▶ [WHAT THIS TASK INVOLVES] Report the number of lines in the entries below that include the word "followers", and nothing else.

▶ [AVAILABLE RECORDS]
------
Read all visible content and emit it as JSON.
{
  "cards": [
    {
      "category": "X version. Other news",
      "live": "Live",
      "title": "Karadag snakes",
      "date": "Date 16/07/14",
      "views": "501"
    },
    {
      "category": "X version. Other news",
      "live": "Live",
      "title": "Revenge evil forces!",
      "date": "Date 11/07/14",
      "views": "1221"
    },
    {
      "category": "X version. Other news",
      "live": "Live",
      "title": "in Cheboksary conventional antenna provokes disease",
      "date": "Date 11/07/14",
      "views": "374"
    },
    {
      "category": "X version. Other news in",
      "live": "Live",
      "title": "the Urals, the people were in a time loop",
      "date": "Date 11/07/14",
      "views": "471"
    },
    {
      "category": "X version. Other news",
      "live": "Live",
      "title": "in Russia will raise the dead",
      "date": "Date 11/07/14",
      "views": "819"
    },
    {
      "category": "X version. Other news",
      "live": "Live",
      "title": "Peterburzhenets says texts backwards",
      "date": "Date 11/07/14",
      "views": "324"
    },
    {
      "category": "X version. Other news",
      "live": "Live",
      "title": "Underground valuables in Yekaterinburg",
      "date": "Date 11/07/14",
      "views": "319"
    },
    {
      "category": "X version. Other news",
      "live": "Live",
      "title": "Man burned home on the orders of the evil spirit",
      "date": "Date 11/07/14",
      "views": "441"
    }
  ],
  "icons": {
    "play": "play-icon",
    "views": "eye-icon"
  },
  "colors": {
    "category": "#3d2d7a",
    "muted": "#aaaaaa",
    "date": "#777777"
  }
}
------
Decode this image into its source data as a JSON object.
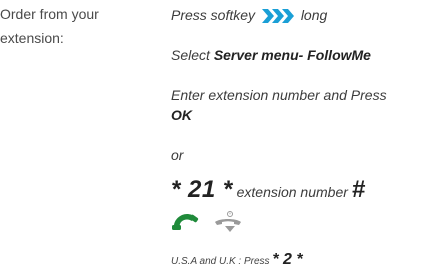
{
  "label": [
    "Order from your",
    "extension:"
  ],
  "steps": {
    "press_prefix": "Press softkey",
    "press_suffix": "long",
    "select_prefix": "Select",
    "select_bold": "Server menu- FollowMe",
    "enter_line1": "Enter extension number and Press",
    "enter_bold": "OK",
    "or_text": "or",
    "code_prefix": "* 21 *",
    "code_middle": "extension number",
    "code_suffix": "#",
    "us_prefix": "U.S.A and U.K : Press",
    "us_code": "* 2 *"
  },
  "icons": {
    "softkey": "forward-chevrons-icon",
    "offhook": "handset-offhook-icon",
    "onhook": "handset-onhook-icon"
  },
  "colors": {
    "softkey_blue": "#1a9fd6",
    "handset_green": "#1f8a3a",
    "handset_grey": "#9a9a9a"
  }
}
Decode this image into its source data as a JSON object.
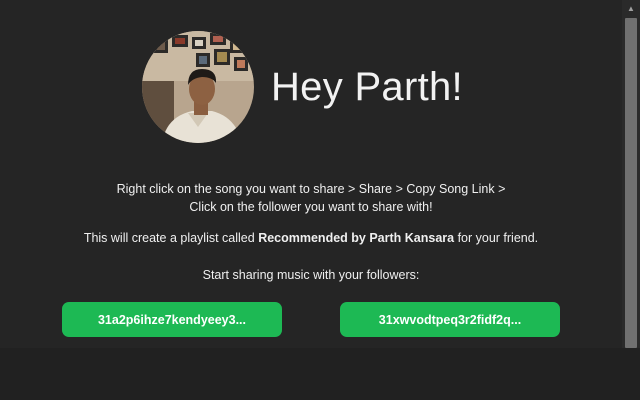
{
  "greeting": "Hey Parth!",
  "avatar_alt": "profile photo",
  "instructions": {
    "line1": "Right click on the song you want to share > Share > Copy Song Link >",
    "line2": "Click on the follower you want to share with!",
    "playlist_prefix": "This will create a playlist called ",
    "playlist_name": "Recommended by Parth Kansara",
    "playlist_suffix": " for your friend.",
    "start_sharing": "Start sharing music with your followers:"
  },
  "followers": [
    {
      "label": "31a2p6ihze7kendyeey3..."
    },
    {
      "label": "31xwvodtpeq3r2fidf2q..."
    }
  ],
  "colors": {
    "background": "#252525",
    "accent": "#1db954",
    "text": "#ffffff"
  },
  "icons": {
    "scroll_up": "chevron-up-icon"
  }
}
------
▶ [FINAL ANSWER] 2